Required task:
Provide only the number of lines in the data below that contain the word "Reads".

Provided information:
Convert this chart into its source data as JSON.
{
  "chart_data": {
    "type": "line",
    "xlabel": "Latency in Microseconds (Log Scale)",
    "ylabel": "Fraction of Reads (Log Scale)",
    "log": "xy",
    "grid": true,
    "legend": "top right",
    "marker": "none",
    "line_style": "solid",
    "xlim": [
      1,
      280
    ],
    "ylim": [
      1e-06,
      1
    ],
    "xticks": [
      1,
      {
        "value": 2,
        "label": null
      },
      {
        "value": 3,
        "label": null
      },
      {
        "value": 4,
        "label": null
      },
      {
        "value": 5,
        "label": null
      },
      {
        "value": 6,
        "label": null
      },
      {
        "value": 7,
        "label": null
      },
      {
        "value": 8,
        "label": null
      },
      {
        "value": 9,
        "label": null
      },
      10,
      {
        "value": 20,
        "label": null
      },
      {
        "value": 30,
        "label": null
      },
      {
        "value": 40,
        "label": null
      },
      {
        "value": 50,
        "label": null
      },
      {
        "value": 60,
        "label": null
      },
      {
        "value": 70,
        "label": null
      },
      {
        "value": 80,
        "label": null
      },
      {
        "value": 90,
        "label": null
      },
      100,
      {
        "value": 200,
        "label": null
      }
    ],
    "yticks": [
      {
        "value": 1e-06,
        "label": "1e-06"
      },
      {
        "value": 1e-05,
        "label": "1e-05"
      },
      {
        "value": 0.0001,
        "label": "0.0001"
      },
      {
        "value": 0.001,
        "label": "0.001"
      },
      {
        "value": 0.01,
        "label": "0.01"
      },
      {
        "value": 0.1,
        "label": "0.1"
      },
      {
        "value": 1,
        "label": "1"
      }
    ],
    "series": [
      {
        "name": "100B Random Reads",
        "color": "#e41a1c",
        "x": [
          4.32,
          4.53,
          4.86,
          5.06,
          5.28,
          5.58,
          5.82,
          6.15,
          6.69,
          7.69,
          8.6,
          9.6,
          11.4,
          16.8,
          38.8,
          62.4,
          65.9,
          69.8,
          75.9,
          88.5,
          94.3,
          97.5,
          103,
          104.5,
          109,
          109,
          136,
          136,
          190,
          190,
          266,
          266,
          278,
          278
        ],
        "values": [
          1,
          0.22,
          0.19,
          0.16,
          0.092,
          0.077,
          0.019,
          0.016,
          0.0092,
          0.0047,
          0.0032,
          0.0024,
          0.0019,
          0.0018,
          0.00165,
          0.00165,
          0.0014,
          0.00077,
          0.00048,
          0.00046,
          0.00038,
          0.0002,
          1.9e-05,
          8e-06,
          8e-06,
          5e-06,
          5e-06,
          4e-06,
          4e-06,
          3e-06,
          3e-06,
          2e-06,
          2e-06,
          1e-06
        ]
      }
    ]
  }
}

Solution for this task:
2